# MATERIAL FOR THIS TASK start
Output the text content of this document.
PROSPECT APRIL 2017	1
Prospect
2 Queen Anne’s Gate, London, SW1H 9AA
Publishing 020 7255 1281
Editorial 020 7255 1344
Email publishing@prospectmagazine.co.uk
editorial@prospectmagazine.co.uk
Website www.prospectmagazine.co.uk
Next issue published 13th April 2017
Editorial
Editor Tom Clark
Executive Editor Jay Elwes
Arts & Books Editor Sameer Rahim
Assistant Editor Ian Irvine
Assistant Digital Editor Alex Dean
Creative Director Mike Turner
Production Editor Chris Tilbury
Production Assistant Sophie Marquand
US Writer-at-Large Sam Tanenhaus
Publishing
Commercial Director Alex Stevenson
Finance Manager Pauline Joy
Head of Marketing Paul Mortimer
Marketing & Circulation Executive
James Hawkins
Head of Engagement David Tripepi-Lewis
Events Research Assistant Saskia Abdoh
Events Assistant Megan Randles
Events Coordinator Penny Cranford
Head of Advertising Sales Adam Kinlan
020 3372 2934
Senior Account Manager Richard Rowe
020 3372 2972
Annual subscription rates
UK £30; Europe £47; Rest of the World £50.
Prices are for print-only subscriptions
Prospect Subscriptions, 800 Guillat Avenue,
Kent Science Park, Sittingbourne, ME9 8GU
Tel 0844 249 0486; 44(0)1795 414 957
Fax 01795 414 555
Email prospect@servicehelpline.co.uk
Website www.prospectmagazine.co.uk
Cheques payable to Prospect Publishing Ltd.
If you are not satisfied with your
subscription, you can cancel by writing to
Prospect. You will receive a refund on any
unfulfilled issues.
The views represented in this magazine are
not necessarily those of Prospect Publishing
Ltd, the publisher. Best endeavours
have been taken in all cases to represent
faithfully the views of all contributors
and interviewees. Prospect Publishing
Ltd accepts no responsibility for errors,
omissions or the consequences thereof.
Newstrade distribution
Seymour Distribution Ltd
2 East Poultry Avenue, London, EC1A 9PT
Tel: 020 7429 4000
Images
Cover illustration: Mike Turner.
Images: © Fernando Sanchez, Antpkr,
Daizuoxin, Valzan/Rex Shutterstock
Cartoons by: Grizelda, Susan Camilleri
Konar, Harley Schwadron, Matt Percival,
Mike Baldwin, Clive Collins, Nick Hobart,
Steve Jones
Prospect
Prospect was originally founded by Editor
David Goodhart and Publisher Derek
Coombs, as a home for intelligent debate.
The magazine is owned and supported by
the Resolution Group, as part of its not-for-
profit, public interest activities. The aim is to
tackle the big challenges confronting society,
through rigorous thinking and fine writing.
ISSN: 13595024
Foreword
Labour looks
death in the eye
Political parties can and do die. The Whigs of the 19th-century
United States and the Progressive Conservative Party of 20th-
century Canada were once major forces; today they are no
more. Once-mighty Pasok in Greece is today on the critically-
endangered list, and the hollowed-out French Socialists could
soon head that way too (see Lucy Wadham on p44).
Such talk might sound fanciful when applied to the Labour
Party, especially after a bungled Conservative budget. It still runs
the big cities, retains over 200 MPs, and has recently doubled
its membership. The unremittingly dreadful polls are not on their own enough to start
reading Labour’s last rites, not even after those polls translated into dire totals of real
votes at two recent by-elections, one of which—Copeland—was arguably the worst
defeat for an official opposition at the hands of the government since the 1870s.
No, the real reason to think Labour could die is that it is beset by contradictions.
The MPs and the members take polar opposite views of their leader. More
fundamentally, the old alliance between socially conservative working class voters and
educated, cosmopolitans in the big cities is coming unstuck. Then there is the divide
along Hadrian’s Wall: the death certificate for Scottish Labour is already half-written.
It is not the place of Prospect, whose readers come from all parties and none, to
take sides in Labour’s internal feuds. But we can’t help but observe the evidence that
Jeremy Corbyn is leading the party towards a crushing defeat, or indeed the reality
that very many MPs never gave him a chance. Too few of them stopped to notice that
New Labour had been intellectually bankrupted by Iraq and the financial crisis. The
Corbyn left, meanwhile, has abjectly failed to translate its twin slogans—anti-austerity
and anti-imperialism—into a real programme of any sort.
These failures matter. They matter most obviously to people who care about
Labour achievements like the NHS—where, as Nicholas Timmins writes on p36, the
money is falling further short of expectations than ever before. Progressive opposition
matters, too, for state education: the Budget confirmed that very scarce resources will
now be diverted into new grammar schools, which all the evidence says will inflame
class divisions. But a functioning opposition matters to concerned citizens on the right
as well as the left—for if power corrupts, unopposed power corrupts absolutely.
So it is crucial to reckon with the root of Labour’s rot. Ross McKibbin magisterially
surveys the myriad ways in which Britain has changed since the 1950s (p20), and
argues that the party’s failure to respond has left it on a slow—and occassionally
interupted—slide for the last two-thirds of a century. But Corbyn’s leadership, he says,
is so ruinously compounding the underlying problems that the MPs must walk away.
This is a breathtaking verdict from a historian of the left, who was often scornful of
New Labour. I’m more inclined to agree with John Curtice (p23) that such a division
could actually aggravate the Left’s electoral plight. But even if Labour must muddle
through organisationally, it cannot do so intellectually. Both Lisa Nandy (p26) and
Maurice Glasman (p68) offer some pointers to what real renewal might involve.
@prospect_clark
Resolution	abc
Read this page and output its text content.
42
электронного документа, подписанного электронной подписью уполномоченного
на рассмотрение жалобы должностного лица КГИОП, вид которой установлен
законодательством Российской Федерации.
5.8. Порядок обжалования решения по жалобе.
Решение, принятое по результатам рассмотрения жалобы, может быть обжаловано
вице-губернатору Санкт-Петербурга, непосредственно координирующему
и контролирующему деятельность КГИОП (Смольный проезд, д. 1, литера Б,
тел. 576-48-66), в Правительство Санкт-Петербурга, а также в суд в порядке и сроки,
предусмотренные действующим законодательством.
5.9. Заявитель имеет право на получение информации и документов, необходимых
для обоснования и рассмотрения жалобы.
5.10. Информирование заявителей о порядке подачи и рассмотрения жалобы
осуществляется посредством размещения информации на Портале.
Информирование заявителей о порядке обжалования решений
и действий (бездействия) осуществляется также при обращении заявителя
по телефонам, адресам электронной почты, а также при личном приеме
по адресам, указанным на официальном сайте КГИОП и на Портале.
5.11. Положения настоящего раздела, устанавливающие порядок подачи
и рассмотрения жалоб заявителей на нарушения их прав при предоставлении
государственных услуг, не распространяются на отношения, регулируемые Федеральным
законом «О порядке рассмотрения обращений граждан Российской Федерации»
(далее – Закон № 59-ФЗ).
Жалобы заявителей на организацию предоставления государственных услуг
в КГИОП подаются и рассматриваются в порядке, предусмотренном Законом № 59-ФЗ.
# MATERIAL FOR THIS TASK end
→ PROBLEM TO SOLVE
Output every entry shown above, exactly.

→ TASK RESPONSE
Output the text content of this document.
PROSPECT APRIL 2017	1
Prospect
2 Queen Anne’s Gate, London, SW1H 9AA
Publishing 020 7255 1281
Editorial 020 7255 1344
Email publishing@prospectmagazine.co.uk
editorial@prospectmagazine.co.uk
Website www.prospectmagazine.co.uk
Next issue published 13th April 2017
Editorial
Editor Tom Clark
Executive Editor Jay Elwes
Arts & Books Editor Sameer Rahim
Assistant Editor Ian Irvine
Assistant Digital Editor Alex Dean
Creative Director Mike Turner
Production Editor Chris Tilbury
Production Assistant Sophie Marquand
US Writer-at-Large Sam Tanenhaus
Publishing
Commercial Director Alex Stevenson
Finance Manager Pauline Joy
Head of Marketing Paul Mortimer
Marketing & Circulation Executive
James Hawkins
Head of Engagement David Tripepi-Lewis
Events Research Assistant Saskia Abdoh
Events Assistant Megan Randles
Events Coordinator Penny Cranford
Head of Advertising Sales Adam Kinlan
020 3372 2934
Senior Account Manager Richard Rowe
020 3372 2972
Annual subscription rates
UK £30; Europe £47; Rest of the World £50.
Prices are for print-only subscriptions
Prospect Subscriptions, 800 Guillat Avenue,
Kent Science Park, Sittingbourne, ME9 8GU
Tel 0844 249 0486; 44(0)1795 414 957
Fax 01795 414 555
Email prospect@servicehelpline.co.uk
Website www.prospectmagazine.co.uk
Cheques payable to Prospect Publishing Ltd.
If you are not satisfied with your
subscription, you can cancel by writing to
Prospect. You will receive a refund on any
unfulfilled issues.
The views represented in this magazine are
not necessarily those of Prospect Publishing
Ltd, the publisher. Best endeavours
have been taken in all cases to represent
faithfully the views of all contributors
and interviewees. Prospect Publishing
Ltd accepts no responsibility for errors,
omissions or the consequences thereof.
Newstrade distribution
Seymour Distribution Ltd
2 East Poultry Avenue, London, EC1A 9PT
Tel: 020 7429 4000
Images
Cover illustration: Mike Turner.
Images: © Fernando Sanchez, Antpkr,
Daizuoxin, Valzan/Rex Shutterstock
Cartoons by: Grizelda, Susan Camilleri
Konar, Harley Schwadron, Matt Percival,
Mike Baldwin, Clive Collins, Nick Hobart,
Steve Jones
Prospect
Prospect was originally founded by Editor
David Goodhart and Publisher Derek
Coombs, as a home for intelligent debate.
The magazine is owned and supported by
the Resolution Group, as part of its not-for-
profit, public interest activities. The aim is to
tackle the big challenges confronting society,
through rigorous thinking and fine writing.
ISSN: 13595024
Foreword
Labour looks
death in the eye
Political parties can and do die. The Whigs of the 19th-century
United States and the Progressive Conservative Party of 20th-
century Canada were once major forces; today they are no
more. Once-mighty Pasok in Greece is today on the critically-
endangered list, and the hollowed-out French Socialists could
soon head that way too (see Lucy Wadham on p44).
Such talk might sound fanciful when applied to the Labour
Party, especially after a bungled Conservative budget. It still runs
the big cities, retains over 200 MPs, and has recently doubled
its membership. The unremittingly dreadful polls are not on their own enough to start
reading Labour’s last rites, not even after those polls translated into dire totals of real
votes at two recent by-elections, one of which—Copeland—was arguably the worst
defeat for an official opposition at the hands of the government since the 1870s.
No, the real reason to think Labour could die is that it is beset by contradictions.
The MPs and the members take polar opposite views of their leader. More
fundamentally, the old alliance between socially conservative working class voters and
educated, cosmopolitans in the big cities is coming unstuck. Then there is the divide
along Hadrian’s Wall: the death certificate for Scottish Labour is already half-written.
It is not the place of Prospect, whose readers come from all parties and none, to
take sides in Labour’s internal feuds. But we can’t help but observe the evidence that
Jeremy Corbyn is leading the party towards a crushing defeat, or indeed the reality
that very many MPs never gave him a chance. Too few of them stopped to notice that
New Labour had been intellectually bankrupted by Iraq and the financial crisis. The
Corbyn left, meanwhile, has abjectly failed to translate its twin slogans—anti-austerity
and anti-imperialism—into a real programme of any sort.
These failures matter. They matter most obviously to people who care about
Labour achievements like the NHS—where, as Nicholas Timmins writes on p36, the
money is falling further short of expectations than ever before. Progressive opposition
matters, too, for state education: the Budget confirmed that very scarce resources will
now be diverted into new grammar schools, which all the evidence says will inflame
class divisions. But a functioning opposition matters to concerned citizens on the right
as well as the left—for if power corrupts, unopposed power corrupts absolutely.
So it is crucial to reckon with the root of Labour’s rot. Ross McKibbin magisterially
surveys the myriad ways in which Britain has changed since the 1950s (p20), and
argues that the party’s failure to respond has left it on a slow—and occassionally
interupted—slide for the last two-thirds of a century. But Corbyn’s leadership, he says,
is so ruinously compounding the underlying problems that the MPs must walk away.
This is a breathtaking verdict from a historian of the left, who was often scornful of
New Labour. I’m more inclined to agree with John Curtice (p23) that such a division
could actually aggravate the Left’s electoral plight. But even if Labour must muddle
through organisationally, it cannot do so intellectually. Both Lisa Nandy (p26) and
Maurice Glasman (p68) offer some pointers to what real renewal might involve.
@prospect_clark
Resolution	abc
Read this page and output its text content.
42
электронного документа, подписанного электронной подписью уполномоченного
на рассмотрение жалобы должностного лица КГИОП, вид которой установлен
законодательством Российской Федерации.
5.8. Порядок обжалования решения по жалобе.
Решение, принятое по результатам рассмотрения жалобы, может быть обжаловано
вице-губернатору Санкт-Петербурга, непосредственно координирующему
и контролирующему деятельность КГИОП (Смольный проезд, д. 1, литера Б,
тел. 576-48-66), в Правительство Санкт-Петербурга, а также в суд в порядке и сроки,
предусмотренные действующим законодательством.
5.9. Заявитель имеет право на получение информации и документов, необходимых
для обоснования и рассмотрения жалобы.
5.10. Информирование заявителей о порядке подачи и рассмотрения жалобы
осуществляется посредством размещения информации на Портале.
Информирование заявителей о порядке обжалования решений
и действий (бездействия) осуществляется также при обращении заявителя
по телефонам, адресам электронной почты, а также при личном приеме
по адресам, указанным на официальном сайте КГИОП и на Портале.
5.11. Положения настоящего раздела, устанавливающие порядок подачи
и рассмотрения жалоб заявителей на нарушения их прав при предоставлении
государственных услуг, не распространяются на отношения, регулируемые Федеральным
законом «О порядке рассмотрения обращений граждан Российской Федерации»
(далее – Закон № 59-ФЗ).
Жалобы заявителей на организацию предоставления государственных услуг
в КГИОП подаются и рассматриваются в порядке, предусмотренном Законом № 59-ФЗ.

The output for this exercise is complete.